→ PROBLEM TO SOLVE
Provide the number of lines of the records that include "text", with no other content.

>>>>

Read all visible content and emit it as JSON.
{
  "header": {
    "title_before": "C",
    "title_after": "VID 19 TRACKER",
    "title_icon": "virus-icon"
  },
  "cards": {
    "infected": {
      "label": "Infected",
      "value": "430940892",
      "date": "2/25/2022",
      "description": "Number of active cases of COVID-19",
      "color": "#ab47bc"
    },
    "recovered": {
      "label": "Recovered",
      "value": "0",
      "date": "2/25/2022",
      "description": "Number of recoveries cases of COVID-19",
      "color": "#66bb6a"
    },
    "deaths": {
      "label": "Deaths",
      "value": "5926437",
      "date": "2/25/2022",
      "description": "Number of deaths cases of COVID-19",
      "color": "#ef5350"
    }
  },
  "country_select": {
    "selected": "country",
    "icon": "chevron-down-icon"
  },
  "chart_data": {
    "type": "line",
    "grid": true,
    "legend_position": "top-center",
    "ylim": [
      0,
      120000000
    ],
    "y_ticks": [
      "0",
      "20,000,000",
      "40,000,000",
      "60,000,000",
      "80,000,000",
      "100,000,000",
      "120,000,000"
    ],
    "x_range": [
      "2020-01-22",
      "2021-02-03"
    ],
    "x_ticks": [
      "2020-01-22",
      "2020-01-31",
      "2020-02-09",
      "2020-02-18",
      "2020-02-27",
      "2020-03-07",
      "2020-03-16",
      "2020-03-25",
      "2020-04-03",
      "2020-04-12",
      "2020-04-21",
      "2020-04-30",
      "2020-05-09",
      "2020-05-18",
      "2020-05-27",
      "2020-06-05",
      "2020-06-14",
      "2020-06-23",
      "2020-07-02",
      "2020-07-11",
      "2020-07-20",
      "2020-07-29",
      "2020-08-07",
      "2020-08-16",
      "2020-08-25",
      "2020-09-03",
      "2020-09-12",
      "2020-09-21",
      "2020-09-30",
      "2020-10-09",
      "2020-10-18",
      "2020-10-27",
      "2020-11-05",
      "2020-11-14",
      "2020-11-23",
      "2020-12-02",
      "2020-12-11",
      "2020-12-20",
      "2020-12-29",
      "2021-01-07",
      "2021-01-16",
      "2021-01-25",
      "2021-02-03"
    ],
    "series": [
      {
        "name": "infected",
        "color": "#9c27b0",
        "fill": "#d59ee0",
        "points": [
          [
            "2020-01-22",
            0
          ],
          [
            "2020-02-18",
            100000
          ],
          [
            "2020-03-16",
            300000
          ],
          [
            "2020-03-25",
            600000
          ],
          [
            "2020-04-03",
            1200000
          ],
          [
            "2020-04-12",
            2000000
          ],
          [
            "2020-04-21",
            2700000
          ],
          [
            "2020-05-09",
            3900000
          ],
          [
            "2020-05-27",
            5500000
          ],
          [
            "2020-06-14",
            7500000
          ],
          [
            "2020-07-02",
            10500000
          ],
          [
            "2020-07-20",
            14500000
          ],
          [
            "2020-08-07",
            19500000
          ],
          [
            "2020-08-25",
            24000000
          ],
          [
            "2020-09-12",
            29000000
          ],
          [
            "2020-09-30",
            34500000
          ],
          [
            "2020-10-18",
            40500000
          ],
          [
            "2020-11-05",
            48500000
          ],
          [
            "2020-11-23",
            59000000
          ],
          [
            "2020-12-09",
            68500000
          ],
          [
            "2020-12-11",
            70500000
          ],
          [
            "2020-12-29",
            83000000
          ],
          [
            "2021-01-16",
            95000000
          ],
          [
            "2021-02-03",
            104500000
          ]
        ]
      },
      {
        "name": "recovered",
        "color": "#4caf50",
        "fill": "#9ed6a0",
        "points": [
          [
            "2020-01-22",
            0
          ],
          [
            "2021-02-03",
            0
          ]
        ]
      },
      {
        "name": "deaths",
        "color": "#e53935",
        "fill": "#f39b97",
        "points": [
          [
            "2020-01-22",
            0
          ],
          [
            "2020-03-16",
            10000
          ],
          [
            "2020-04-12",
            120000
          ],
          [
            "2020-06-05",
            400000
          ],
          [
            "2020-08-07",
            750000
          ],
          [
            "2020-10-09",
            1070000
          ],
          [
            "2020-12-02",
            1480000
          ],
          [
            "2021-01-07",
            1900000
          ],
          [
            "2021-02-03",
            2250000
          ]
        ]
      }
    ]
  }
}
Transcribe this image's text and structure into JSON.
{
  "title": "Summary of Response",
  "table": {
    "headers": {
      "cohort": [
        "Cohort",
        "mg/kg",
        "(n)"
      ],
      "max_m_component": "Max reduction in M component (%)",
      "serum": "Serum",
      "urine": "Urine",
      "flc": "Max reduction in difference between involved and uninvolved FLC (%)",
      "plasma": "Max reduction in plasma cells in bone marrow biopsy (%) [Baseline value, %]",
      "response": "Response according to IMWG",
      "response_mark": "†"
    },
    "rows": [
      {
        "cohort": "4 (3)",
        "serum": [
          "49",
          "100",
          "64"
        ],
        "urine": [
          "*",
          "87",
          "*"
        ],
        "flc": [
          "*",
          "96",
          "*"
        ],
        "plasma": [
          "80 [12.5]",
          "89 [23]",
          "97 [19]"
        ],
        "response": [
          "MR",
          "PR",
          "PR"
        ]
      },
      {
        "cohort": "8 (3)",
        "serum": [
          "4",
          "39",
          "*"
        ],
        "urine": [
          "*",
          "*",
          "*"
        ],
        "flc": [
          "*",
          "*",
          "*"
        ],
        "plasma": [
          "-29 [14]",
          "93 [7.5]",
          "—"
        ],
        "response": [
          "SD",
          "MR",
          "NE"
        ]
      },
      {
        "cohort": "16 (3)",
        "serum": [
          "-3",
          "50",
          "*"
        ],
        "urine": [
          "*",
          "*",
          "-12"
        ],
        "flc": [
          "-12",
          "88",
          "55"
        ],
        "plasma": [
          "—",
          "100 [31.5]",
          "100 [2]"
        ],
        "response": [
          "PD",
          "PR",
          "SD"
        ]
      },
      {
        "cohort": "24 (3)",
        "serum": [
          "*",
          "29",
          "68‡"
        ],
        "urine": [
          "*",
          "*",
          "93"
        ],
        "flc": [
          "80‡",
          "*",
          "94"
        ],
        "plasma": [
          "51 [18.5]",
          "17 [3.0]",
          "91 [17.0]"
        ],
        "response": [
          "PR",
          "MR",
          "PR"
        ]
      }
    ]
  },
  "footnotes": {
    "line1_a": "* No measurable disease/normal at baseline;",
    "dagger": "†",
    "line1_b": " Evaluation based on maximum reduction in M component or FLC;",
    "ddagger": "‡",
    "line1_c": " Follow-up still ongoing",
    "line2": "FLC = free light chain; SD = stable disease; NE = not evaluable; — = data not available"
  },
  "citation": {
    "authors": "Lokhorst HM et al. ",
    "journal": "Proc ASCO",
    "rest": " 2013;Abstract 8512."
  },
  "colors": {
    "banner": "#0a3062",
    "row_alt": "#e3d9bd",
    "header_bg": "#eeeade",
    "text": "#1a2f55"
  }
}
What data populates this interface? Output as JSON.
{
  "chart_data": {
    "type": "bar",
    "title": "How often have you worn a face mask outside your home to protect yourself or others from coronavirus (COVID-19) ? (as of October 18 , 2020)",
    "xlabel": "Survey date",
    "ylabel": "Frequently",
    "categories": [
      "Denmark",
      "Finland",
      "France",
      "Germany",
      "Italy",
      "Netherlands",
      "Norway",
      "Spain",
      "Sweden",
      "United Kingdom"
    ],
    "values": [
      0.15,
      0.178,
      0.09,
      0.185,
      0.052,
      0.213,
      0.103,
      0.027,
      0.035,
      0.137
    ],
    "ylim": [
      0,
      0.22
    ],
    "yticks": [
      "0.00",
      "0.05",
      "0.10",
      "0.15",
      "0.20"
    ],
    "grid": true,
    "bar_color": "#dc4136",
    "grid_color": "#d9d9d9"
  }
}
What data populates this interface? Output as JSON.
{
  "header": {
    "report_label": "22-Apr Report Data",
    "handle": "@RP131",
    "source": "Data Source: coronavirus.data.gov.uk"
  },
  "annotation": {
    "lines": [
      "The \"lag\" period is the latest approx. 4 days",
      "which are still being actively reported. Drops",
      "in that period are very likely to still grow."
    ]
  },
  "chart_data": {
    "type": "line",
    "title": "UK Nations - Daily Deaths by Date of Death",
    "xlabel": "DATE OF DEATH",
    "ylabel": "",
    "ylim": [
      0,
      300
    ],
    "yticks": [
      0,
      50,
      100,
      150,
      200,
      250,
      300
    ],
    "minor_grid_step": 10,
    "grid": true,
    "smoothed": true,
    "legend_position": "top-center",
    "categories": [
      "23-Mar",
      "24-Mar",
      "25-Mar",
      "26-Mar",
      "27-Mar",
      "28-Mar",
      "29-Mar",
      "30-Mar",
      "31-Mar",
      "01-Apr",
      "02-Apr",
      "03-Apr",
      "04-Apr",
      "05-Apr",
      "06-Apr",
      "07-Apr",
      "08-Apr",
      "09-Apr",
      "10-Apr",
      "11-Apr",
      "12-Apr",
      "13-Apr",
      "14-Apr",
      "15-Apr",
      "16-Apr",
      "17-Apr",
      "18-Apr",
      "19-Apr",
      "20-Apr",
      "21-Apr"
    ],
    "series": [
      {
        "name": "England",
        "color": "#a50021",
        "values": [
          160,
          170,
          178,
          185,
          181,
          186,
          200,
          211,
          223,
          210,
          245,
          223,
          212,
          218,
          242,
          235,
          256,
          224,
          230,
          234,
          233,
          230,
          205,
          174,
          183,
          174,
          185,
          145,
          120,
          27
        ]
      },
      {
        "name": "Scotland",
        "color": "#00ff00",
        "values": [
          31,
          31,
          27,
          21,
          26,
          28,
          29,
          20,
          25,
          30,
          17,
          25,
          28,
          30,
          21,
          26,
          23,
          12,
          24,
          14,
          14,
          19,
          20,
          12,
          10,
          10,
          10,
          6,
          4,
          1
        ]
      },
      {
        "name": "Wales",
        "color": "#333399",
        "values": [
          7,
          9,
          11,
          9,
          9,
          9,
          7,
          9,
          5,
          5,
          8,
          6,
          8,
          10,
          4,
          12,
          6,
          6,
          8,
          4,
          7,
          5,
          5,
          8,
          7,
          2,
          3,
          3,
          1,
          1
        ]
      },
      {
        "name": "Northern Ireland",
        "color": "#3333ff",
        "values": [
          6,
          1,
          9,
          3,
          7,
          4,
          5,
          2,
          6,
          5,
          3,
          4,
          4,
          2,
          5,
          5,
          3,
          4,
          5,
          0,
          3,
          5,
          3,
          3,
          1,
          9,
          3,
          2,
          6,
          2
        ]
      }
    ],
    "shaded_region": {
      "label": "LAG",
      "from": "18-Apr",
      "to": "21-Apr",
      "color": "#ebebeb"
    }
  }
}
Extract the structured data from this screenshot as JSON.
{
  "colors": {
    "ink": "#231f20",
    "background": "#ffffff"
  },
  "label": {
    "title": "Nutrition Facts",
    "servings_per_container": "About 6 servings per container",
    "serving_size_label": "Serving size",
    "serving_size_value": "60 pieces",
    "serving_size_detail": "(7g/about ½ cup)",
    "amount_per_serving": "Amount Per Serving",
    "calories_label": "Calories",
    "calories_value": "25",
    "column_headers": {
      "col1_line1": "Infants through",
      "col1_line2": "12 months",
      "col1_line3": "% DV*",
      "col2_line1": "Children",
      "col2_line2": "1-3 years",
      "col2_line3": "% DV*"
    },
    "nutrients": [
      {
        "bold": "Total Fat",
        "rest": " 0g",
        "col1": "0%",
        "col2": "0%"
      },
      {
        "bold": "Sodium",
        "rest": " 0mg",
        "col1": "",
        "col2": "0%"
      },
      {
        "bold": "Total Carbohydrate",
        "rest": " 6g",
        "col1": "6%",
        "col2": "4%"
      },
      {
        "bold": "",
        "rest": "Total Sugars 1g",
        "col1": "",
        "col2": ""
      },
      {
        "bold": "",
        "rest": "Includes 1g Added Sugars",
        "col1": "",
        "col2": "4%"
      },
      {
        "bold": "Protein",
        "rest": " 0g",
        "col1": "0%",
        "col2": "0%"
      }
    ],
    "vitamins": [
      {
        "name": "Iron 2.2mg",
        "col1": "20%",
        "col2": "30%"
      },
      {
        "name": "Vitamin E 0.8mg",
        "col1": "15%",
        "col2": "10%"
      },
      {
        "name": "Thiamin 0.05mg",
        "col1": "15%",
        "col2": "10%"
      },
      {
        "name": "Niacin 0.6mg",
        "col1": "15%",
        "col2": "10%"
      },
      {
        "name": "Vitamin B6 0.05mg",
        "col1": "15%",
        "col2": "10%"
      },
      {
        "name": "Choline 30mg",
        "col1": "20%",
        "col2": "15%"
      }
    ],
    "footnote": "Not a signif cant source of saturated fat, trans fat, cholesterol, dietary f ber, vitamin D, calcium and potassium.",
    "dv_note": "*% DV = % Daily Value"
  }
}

<<<<

→ REPLY
2